[BEGIN]
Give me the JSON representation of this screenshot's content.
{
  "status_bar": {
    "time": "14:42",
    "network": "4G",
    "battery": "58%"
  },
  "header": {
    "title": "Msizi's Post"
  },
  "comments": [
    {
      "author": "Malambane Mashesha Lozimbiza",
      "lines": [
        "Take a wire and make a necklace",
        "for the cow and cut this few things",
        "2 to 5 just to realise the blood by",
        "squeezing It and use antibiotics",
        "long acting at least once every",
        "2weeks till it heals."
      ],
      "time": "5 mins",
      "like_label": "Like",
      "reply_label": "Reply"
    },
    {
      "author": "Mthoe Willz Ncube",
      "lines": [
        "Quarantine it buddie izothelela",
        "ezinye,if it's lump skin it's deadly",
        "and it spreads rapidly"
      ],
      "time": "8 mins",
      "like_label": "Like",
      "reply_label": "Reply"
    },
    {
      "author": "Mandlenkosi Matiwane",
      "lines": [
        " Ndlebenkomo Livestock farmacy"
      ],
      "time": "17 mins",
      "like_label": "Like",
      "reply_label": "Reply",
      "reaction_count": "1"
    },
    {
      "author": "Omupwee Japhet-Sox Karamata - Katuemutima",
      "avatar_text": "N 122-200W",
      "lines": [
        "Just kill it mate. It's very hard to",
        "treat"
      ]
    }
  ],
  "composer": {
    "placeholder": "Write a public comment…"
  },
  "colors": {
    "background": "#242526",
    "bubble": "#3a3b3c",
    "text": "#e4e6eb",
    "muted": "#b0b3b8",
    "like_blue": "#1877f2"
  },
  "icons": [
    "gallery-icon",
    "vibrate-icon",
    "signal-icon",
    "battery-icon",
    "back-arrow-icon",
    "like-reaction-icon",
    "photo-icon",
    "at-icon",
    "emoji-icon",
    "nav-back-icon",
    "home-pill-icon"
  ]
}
[END]
» **What you should do**: Copy every line of the listing containing the string "this".

» **Final answer**:
Give me the JSON representation of this screenshot's content.
        "for the cow and cut this few things",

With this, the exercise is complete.